Return, unchanged, the stretch of lines below from the one containing "List all visible" through the one containing "list-item-text: 지원서 접수", including both of those lines. Leave the picture out of your answer.

=== Given information ===
┄┄┄┄┄┄┄┄┄┄
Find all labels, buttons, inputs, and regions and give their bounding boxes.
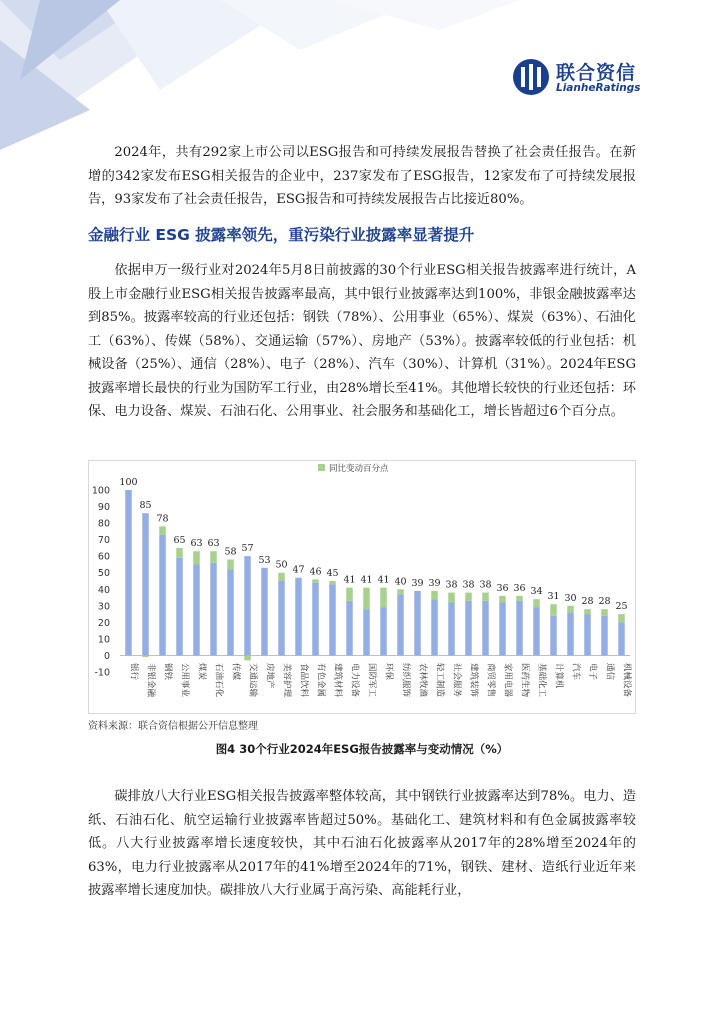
┄┄┄┄┄┄┄┄┄┄
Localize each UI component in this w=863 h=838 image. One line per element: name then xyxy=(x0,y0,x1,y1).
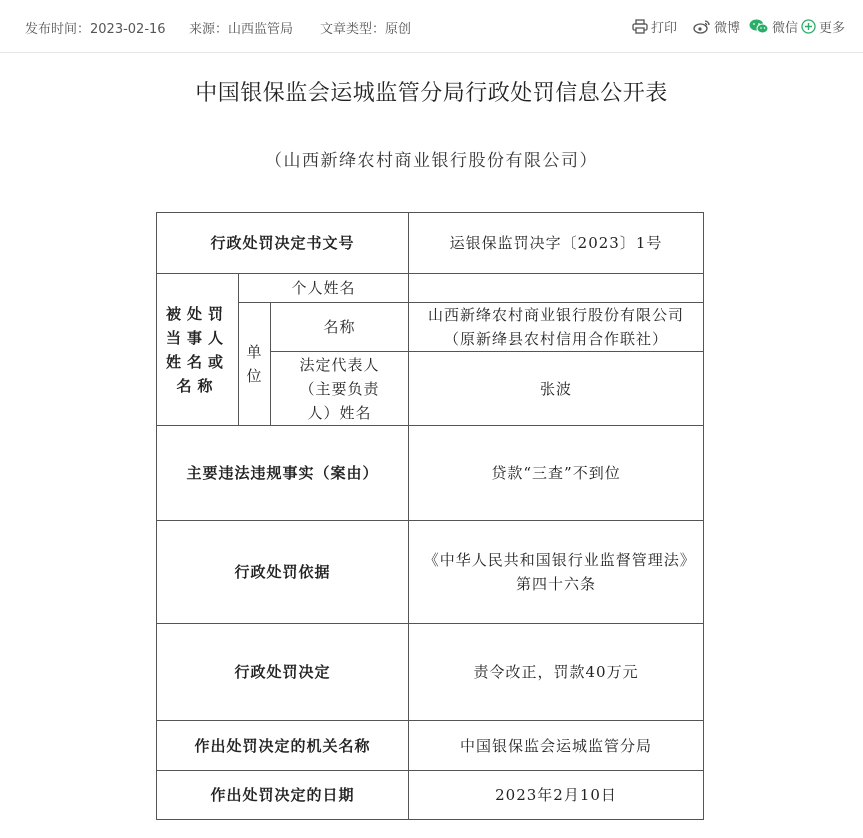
┄┄┄┄┄┄┄┄┄┄
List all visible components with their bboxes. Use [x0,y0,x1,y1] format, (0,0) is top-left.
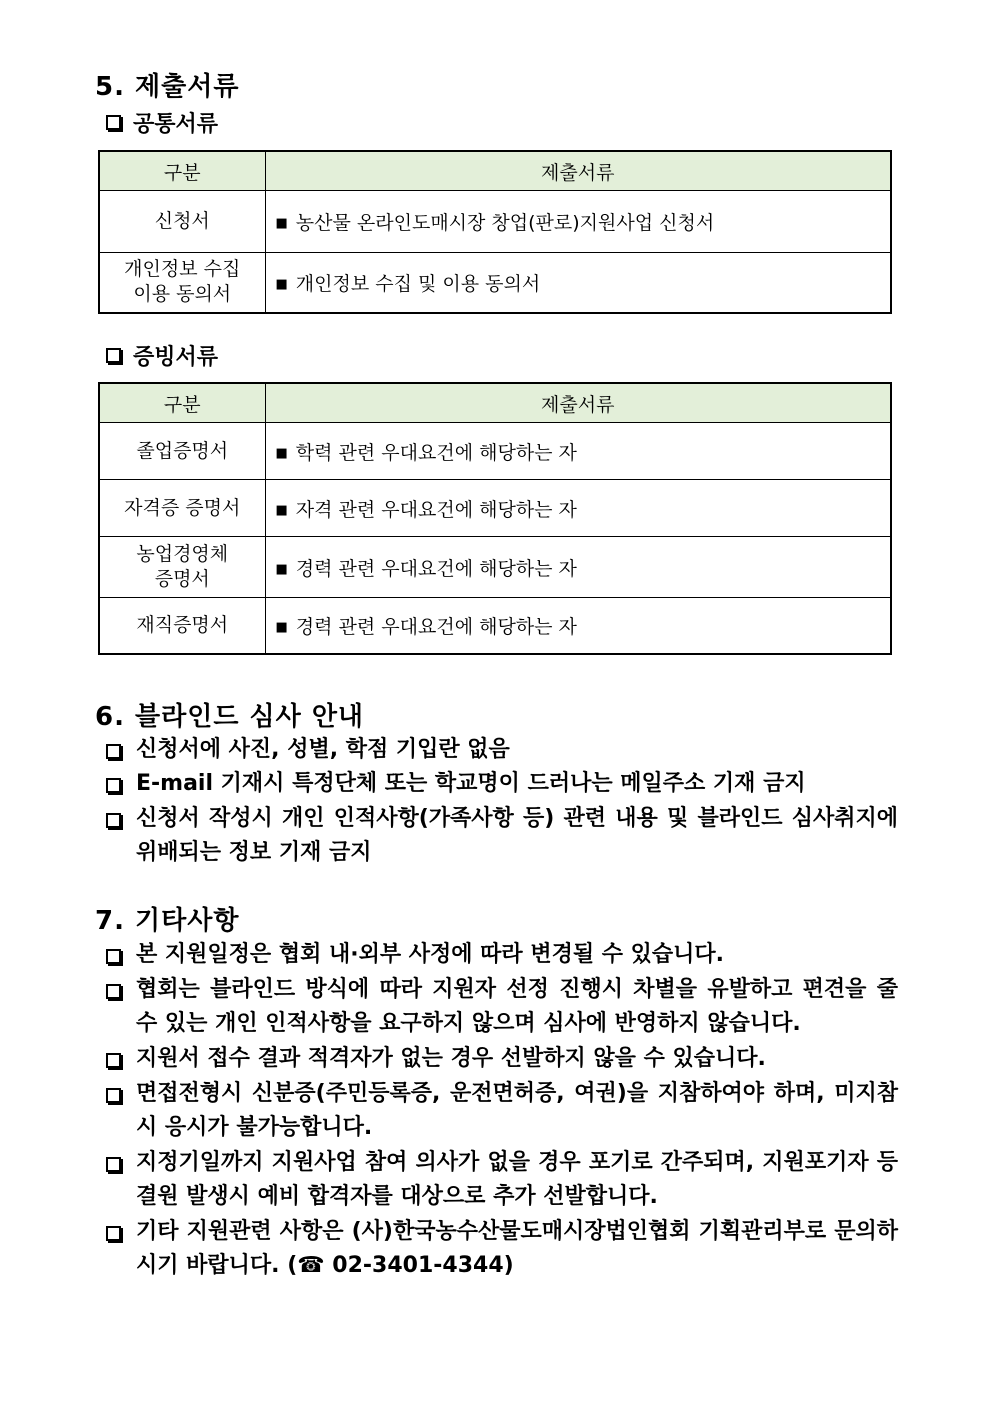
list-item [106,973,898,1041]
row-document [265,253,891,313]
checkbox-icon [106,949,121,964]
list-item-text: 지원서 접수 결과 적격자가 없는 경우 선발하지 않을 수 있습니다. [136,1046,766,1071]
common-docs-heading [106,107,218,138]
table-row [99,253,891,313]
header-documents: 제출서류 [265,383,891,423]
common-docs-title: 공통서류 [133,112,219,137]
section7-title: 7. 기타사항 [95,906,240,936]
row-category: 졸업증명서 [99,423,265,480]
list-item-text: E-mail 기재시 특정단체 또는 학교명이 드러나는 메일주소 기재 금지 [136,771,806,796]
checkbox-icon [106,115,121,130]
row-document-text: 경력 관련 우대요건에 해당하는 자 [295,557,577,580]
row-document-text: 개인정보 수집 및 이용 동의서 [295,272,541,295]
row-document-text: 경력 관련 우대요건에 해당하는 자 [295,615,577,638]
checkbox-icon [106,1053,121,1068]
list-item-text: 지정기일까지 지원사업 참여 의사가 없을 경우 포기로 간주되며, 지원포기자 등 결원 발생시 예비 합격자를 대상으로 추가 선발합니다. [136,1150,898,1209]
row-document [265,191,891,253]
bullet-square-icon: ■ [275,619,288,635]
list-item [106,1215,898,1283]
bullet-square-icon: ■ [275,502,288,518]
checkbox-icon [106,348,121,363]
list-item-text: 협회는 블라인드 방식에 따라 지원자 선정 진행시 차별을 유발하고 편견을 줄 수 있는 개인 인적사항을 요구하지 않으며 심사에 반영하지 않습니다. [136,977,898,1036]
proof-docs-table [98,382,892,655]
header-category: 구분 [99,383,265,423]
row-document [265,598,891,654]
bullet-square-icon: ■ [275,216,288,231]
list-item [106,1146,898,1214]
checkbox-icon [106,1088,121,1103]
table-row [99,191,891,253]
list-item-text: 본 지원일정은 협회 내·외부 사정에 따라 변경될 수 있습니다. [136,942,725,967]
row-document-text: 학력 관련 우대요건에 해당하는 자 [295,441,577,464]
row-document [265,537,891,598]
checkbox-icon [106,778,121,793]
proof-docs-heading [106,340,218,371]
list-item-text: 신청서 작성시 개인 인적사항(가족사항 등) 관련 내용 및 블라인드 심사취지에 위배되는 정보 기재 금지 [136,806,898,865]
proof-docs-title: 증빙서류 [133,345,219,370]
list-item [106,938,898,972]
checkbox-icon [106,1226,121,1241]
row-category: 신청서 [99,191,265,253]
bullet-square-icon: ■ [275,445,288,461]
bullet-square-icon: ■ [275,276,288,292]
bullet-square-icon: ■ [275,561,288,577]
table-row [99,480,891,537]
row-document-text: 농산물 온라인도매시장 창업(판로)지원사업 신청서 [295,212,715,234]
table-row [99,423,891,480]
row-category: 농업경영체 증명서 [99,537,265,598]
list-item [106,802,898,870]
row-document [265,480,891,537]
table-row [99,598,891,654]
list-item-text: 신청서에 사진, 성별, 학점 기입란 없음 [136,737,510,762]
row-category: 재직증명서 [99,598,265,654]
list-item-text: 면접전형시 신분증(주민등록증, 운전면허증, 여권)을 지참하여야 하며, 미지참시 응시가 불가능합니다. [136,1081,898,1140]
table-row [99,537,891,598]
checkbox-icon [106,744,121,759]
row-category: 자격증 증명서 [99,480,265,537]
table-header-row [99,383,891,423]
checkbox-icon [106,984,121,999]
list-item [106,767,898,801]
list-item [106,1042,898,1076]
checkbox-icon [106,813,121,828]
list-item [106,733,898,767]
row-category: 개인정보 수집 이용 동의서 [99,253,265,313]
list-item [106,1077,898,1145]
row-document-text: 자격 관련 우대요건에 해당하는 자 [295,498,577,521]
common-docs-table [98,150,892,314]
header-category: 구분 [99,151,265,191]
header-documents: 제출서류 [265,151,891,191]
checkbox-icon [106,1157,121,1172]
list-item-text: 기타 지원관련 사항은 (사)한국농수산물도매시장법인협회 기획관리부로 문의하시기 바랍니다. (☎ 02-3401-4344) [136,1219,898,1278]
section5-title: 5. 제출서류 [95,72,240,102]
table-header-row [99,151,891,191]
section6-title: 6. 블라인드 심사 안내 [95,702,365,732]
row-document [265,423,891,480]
┄┄┄┄┄┄┄┄┄┄
=== Full output ===
List all visible components with their bboxes. Use [x0,y0,x1,y1] format, (0,0) is top-left.
list-item [106,973,898,1041]
row-document [265,253,891,313]
checkbox-icon [106,949,121,964]
list-item-text: 지원서 접수 결과 적격자가 없는 경우 선발하지 않을 수 있습니다. [136,1046,766,1071]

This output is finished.